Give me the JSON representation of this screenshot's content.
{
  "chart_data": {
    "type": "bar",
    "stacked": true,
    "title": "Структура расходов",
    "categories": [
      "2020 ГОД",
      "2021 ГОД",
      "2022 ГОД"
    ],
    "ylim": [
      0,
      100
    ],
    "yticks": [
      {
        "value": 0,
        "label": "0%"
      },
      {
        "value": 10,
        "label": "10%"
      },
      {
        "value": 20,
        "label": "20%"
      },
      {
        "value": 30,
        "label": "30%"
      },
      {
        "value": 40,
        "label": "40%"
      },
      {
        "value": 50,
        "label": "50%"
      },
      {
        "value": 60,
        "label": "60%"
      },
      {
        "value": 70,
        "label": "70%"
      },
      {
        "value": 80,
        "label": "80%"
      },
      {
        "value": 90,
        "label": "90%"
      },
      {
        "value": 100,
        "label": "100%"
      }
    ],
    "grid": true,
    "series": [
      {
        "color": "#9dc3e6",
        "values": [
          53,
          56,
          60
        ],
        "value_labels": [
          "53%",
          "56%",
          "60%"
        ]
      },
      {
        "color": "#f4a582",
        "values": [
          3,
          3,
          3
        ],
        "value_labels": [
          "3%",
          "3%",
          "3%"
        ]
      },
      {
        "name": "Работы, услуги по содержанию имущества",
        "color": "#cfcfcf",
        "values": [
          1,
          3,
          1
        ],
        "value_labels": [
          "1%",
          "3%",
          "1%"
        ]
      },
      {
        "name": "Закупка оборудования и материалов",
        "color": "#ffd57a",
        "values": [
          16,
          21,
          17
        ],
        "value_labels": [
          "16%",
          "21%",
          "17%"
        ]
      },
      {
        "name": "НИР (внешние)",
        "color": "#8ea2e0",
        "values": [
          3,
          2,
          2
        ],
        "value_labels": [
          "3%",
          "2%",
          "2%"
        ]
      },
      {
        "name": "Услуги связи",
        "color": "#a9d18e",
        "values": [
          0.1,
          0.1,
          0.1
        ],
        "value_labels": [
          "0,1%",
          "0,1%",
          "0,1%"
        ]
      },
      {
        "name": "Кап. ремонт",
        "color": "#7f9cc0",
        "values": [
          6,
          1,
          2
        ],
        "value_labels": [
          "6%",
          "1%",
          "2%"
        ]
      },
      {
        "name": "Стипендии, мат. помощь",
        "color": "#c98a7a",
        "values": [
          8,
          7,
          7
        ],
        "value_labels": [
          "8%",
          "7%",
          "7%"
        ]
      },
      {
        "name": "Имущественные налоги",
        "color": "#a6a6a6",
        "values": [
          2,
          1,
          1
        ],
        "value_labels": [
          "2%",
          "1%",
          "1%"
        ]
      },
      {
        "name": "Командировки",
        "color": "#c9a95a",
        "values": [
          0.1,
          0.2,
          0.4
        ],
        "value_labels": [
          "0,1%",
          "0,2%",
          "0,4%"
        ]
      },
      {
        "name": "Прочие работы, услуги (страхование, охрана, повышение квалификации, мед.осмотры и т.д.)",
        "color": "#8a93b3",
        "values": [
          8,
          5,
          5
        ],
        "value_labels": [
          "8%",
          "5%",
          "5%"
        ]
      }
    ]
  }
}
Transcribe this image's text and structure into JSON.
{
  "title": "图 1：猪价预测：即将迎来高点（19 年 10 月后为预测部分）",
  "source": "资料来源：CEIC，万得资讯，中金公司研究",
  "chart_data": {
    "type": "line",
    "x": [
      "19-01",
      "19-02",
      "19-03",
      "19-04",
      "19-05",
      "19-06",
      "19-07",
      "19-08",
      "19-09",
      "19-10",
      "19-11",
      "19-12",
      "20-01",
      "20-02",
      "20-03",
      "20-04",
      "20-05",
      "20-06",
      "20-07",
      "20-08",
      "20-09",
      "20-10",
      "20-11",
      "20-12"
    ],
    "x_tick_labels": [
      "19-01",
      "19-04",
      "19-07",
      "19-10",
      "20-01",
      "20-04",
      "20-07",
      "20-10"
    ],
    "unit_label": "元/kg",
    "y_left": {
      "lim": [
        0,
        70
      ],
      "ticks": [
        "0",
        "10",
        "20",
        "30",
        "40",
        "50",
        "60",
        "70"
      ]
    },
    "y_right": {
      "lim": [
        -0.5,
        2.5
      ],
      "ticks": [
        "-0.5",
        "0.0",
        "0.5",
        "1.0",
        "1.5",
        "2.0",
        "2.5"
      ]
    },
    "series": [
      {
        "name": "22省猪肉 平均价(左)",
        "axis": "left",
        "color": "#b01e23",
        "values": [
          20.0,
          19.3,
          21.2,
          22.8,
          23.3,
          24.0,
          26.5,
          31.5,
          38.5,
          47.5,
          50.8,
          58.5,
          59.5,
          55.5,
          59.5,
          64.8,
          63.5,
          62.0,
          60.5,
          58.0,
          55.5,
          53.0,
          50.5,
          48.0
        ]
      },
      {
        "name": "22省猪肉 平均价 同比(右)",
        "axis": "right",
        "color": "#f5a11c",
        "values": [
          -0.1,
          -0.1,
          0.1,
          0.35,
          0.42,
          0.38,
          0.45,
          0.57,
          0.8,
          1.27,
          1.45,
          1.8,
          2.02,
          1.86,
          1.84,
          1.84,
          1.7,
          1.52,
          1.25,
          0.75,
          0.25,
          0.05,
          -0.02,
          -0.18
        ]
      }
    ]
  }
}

# # #

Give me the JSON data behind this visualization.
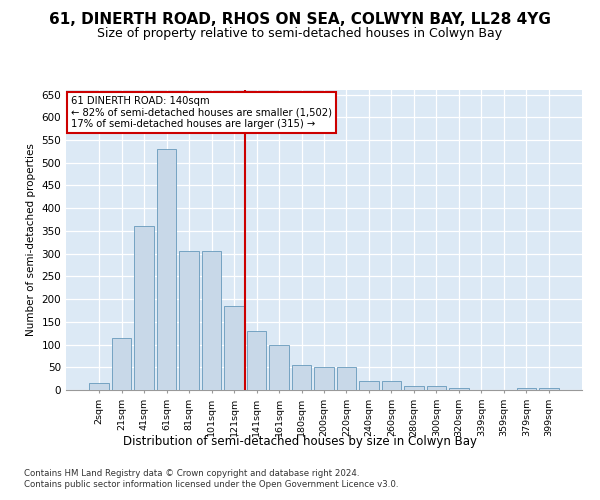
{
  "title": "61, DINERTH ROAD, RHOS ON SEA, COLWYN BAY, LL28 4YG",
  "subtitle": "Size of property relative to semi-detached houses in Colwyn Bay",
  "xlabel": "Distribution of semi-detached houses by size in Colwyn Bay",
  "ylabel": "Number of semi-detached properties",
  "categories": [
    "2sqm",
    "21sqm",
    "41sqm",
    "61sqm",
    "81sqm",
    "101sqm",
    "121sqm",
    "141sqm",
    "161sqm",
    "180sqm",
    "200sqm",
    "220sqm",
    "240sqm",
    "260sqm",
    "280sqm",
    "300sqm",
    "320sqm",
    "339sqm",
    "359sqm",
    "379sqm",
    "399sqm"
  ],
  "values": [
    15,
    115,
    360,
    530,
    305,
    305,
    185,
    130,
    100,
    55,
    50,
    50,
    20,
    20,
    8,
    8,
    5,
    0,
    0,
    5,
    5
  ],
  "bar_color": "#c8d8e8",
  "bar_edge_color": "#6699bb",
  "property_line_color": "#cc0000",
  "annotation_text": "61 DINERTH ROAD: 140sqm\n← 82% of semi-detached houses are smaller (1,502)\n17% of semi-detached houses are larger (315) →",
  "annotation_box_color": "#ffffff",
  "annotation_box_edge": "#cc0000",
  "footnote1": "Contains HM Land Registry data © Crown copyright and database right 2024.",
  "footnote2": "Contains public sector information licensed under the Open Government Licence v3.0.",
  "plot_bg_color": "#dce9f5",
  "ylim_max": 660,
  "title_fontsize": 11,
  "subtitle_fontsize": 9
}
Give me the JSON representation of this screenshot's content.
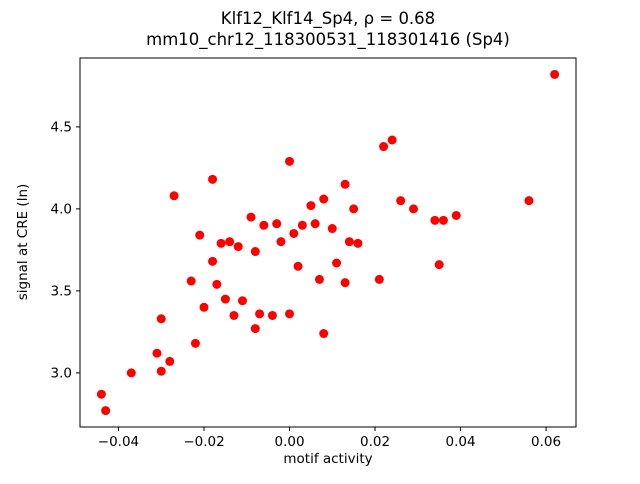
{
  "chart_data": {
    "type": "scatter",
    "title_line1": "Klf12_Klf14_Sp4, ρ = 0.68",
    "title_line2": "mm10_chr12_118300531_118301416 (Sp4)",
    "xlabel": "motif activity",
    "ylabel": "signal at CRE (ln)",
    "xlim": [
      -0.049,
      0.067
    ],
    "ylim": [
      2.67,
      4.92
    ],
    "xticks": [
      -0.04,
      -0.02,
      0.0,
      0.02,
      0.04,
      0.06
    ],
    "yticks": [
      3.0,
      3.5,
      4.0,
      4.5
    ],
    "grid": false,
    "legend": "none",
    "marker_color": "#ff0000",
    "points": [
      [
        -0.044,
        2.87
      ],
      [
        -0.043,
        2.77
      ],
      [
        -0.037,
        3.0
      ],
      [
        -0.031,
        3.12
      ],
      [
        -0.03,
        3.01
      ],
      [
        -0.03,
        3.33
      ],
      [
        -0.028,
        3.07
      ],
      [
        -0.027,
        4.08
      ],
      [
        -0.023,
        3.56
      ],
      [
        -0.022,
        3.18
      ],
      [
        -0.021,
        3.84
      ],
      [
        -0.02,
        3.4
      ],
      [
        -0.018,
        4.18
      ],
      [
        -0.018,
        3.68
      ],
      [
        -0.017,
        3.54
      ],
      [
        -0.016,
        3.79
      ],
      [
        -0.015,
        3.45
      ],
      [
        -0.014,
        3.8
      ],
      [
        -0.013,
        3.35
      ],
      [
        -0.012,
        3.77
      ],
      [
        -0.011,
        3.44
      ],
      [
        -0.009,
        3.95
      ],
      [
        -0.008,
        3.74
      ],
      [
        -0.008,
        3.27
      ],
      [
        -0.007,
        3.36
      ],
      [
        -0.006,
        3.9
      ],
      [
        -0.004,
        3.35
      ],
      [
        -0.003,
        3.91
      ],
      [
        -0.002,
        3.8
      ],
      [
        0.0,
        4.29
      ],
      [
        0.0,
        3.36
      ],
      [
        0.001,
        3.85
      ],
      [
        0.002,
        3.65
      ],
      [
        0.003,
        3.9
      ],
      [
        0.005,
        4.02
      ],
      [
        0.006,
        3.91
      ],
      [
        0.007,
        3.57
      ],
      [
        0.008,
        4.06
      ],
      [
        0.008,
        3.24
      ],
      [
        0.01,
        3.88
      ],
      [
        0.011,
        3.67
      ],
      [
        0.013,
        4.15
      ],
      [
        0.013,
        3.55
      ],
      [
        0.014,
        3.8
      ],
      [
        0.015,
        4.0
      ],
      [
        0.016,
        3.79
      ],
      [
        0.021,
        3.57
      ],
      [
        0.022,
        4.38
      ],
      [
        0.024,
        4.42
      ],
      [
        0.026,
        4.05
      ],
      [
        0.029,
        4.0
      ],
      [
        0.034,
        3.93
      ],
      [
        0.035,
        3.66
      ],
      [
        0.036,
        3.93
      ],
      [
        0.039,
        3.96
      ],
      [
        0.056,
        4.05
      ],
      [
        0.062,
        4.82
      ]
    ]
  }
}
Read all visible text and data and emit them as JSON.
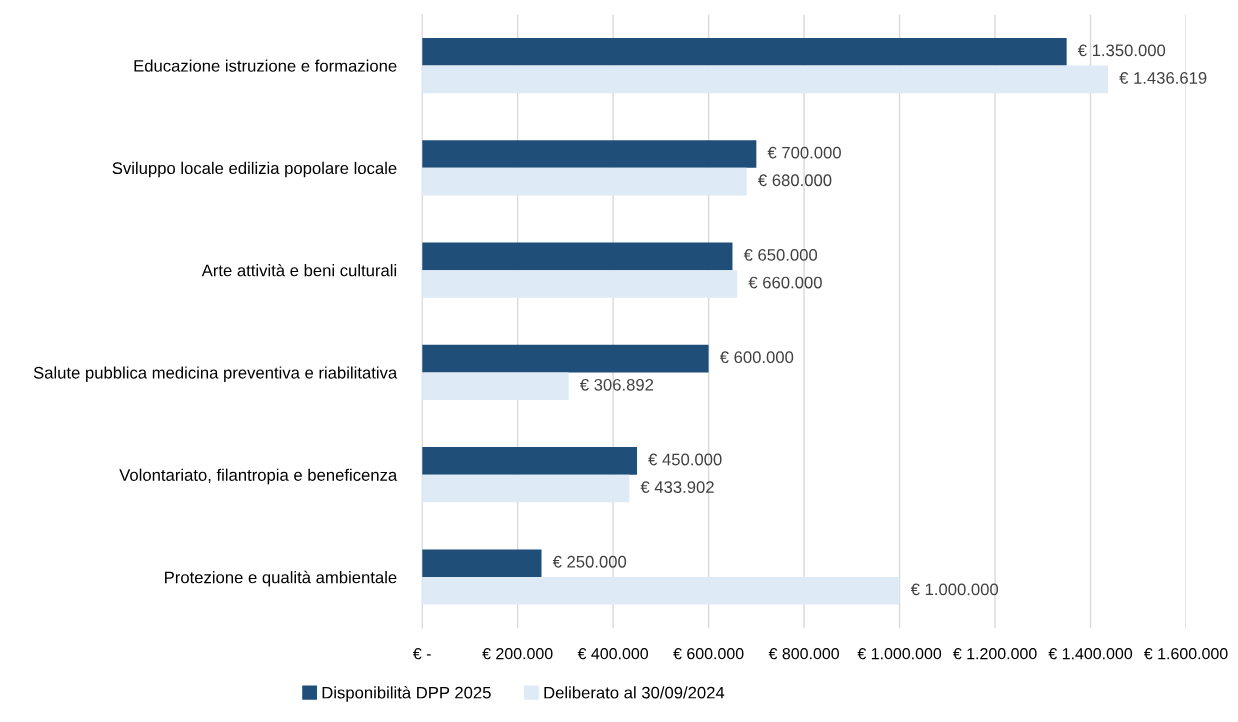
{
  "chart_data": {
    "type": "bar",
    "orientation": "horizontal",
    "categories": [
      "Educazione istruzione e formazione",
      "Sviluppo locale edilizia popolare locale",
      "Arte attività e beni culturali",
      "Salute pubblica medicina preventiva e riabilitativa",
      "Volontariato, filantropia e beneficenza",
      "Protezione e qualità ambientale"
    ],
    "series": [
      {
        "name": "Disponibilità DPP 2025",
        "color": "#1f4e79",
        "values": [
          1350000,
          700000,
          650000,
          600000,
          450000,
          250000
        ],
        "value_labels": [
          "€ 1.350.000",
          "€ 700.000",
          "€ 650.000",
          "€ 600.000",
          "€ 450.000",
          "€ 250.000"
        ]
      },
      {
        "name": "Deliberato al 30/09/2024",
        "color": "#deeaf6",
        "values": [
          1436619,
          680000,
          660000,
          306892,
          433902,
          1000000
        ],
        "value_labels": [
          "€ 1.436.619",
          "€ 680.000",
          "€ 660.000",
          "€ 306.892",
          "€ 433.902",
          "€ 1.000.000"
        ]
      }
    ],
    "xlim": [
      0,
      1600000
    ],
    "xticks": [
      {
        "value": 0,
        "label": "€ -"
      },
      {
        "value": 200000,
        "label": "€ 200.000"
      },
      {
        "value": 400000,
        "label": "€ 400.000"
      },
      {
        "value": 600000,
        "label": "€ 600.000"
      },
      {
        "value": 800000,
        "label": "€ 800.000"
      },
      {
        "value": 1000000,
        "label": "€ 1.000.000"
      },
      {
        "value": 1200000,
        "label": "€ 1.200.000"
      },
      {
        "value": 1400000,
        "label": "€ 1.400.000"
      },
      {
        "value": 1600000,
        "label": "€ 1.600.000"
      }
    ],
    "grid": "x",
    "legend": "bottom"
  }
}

# # #

Track down every line with the word "xlabel" and copy it.

Full solution:
  "xlabel": "Distribution of semi-detached houses by size in Colwyn Bay",
    "xlabel": "motif activity",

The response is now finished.